WORK INSTRUCTIONS: Below is some material; transcribe all of it exactly.

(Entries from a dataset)
************
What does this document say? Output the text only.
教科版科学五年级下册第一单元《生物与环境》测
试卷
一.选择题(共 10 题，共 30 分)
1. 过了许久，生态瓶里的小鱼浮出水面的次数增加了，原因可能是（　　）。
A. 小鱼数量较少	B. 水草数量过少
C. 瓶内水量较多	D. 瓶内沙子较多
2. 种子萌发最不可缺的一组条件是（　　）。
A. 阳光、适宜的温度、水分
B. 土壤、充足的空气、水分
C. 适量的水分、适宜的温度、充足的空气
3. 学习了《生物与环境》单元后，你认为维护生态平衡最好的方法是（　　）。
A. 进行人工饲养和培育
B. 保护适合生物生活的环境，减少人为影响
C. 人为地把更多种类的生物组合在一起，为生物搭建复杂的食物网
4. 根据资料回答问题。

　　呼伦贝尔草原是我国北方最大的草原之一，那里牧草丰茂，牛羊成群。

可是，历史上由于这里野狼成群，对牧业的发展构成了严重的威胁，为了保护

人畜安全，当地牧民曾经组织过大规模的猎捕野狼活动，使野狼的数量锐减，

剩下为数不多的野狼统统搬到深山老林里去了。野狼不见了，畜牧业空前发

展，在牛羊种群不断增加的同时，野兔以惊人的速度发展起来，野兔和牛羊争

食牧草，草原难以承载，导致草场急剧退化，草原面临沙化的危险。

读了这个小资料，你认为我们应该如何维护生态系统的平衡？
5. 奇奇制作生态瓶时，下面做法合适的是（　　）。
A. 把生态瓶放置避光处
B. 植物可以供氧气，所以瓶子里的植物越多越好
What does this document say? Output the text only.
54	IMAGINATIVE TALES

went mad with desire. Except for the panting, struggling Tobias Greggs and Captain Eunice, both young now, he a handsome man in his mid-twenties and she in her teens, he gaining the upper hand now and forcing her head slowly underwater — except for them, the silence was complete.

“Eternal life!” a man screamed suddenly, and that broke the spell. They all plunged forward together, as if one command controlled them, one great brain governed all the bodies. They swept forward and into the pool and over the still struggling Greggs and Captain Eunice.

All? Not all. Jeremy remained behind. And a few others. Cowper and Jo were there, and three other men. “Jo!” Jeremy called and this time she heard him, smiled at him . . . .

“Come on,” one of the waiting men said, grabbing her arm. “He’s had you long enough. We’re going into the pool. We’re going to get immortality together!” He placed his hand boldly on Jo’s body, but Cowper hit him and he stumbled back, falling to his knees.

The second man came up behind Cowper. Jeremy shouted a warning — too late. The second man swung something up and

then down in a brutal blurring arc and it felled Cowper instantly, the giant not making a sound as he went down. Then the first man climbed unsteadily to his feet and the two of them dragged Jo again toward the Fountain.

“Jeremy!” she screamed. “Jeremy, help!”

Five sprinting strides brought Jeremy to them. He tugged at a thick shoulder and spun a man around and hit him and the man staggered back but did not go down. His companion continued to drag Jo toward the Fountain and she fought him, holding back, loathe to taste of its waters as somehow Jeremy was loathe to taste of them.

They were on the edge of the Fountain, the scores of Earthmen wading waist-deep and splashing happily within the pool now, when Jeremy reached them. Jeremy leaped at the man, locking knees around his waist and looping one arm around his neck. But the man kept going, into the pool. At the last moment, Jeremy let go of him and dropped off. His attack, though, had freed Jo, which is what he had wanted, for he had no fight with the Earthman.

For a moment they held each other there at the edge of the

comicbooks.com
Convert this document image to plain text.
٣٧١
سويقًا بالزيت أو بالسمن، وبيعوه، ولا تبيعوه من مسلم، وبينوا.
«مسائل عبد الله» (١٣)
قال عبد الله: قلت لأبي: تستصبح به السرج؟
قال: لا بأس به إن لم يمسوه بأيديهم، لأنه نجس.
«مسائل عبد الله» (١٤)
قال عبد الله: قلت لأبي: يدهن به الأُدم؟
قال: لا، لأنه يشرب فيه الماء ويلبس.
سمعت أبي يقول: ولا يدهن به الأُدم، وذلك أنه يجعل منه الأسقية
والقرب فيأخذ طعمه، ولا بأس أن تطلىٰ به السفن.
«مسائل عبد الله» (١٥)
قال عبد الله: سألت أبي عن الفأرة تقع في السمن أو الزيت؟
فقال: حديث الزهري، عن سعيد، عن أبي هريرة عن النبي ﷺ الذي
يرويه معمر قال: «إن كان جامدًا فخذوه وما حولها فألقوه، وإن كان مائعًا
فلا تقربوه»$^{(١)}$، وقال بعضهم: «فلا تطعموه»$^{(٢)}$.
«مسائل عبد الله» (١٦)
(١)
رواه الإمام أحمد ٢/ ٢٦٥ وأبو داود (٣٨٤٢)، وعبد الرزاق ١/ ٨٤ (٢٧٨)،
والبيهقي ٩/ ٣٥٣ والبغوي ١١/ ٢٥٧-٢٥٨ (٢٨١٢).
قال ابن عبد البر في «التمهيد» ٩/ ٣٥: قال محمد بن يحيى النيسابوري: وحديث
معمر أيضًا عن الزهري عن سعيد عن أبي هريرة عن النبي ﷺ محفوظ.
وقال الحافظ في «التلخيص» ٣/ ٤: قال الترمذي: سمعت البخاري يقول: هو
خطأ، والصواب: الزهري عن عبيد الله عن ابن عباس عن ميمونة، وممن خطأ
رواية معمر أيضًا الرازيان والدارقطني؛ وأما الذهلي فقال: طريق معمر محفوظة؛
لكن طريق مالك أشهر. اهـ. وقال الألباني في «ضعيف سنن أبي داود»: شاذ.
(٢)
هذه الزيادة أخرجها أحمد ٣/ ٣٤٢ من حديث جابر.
************
RIGHT ANSWER:
What does this document say? Output the text only.
教科版科学五年级下册第一单元《生物与环境》测
试卷
一.选择题(共 10 题，共 30 分)
1. 过了许久，生态瓶里的小鱼浮出水面的次数增加了，原因可能是（　　）。
A. 小鱼数量较少	B. 水草数量过少
C. 瓶内水量较多	D. 瓶内沙子较多
2. 种子萌发最不可缺的一组条件是（　　）。
A. 阳光、适宜的温度、水分
B. 土壤、充足的空气、水分
C. 适量的水分、适宜的温度、充足的空气
3. 学习了《生物与环境》单元后，你认为维护生态平衡最好的方法是（　　）。
A. 进行人工饲养和培育
B. 保护适合生物生活的环境，减少人为影响
C. 人为地把更多种类的生物组合在一起，为生物搭建复杂的食物网
4. 根据资料回答问题。

　　呼伦贝尔草原是我国北方最大的草原之一，那里牧草丰茂，牛羊成群。

可是，历史上由于这里野狼成群，对牧业的发展构成了严重的威胁，为了保护

人畜安全，当地牧民曾经组织过大规模的猎捕野狼活动，使野狼的数量锐减，

剩下为数不多的野狼统统搬到深山老林里去了。野狼不见了，畜牧业空前发

展，在牛羊种群不断增加的同时，野兔以惊人的速度发展起来，野兔和牛羊争

食牧草，草原难以承载，导致草场急剧退化，草原面临沙化的危险。

读了这个小资料，你认为我们应该如何维护生态系统的平衡？
5. 奇奇制作生态瓶时，下面做法合适的是（　　）。
A. 把生态瓶放置避光处
B. 植物可以供氧气，所以瓶子里的植物越多越好
What does this document say? Output the text only.
54	IMAGINATIVE TALES

went mad with desire. Except for the panting, struggling Tobias Greggs and Captain Eunice, both young now, he a handsome man in his mid-twenties and she in her teens, he gaining the upper hand now and forcing her head slowly underwater — except for them, the silence was complete.

“Eternal life!” a man screamed suddenly, and that broke the spell. They all plunged forward together, as if one command controlled them, one great brain governed all the bodies. They swept forward and into the pool and over the still struggling Greggs and Captain Eunice.

All? Not all. Jeremy remained behind. And a few others. Cowper and Jo were there, and three other men. “Jo!” Jeremy called and this time she heard him, smiled at him . . . .

“Come on,” one of the waiting men said, grabbing her arm. “He’s had you long enough. We’re going into the pool. We’re going to get immortality together!” He placed his hand boldly on Jo’s body, but Cowper hit him and he stumbled back, falling to his knees.

The second man came up behind Cowper. Jeremy shouted a warning — too late. The second man swung something up and

then down in a brutal blurring arc and it felled Cowper instantly, the giant not making a sound as he went down. Then the first man climbed unsteadily to his feet and the two of them dragged Jo again toward the Fountain.

“Jeremy!” she screamed. “Jeremy, help!”

Five sprinting strides brought Jeremy to them. He tugged at a thick shoulder and spun a man around and hit him and the man staggered back but did not go down. His companion continued to drag Jo toward the Fountain and she fought him, holding back, loathe to taste of its waters as somehow Jeremy was loathe to taste of them.

They were on the edge of the Fountain, the scores of Earthmen wading waist-deep and splashing happily within the pool now, when Jeremy reached them. Jeremy leaped at the man, locking knees around his waist and looping one arm around his neck. But the man kept going, into the pool. At the last moment, Jeremy let go of him and dropped off. His attack, though, had freed Jo, which is what he had wanted, for he had no fight with the Earthman.

For a moment they held each other there at the edge of the

comicbooks.com
Convert this document image to plain text.
٣٧١
سويقًا بالزيت أو بالسمن، وبيعوه، ولا تبيعوه من مسلم، وبينوا.
«مسائل عبد الله» (١٣)
قال عبد الله: قلت لأبي: تستصبح به السرج؟
قال: لا بأس به إن لم يمسوه بأيديهم، لأنه نجس.
«مسائل عبد الله» (١٤)
قال عبد الله: قلت لأبي: يدهن به الأُدم؟
قال: لا، لأنه يشرب فيه الماء ويلبس.
سمعت أبي يقول: ولا يدهن به الأُدم، وذلك أنه يجعل منه الأسقية
والقرب فيأخذ طعمه، ولا بأس أن تطلىٰ به السفن.
«مسائل عبد الله» (١٥)
قال عبد الله: سألت أبي عن الفأرة تقع في السمن أو الزيت؟
فقال: حديث الزهري، عن سعيد، عن أبي هريرة عن النبي ﷺ الذي
يرويه معمر قال: «إن كان جامدًا فخذوه وما حولها فألقوه، وإن كان مائعًا
فلا تقربوه»$^{(١)}$، وقال بعضهم: «فلا تطعموه»$^{(٢)}$.
«مسائل عبد الله» (١٦)
(١)
رواه الإمام أحمد ٢/ ٢٦٥ وأبو داود (٣٨٤٢)، وعبد الرزاق ١/ ٨٤ (٢٧٨)،
والبيهقي ٩/ ٣٥٣ والبغوي ١١/ ٢٥٧-٢٥٨ (٢٨١٢).
قال ابن عبد البر في «التمهيد» ٩/ ٣٥: قال محمد بن يحيى النيسابوري: وحديث
معمر أيضًا عن الزهري عن سعيد عن أبي هريرة عن النبي ﷺ محفوظ.
وقال الحافظ في «التلخيص» ٣/ ٤: قال الترمذي: سمعت البخاري يقول: هو
خطأ، والصواب: الزهري عن عبيد الله عن ابن عباس عن ميمونة، وممن خطأ
رواية معمر أيضًا الرازيان والدارقطني؛ وأما الذهلي فقال: طريق معمر محفوظة؛
لكن طريق مالك أشهر. اهـ. وقال الألباني في «ضعيف سنن أبي داود»: شاذ.
(٢)
هذه الزيادة أخرجها أحمد ٣/ ٣٤٢ من حديث جابر.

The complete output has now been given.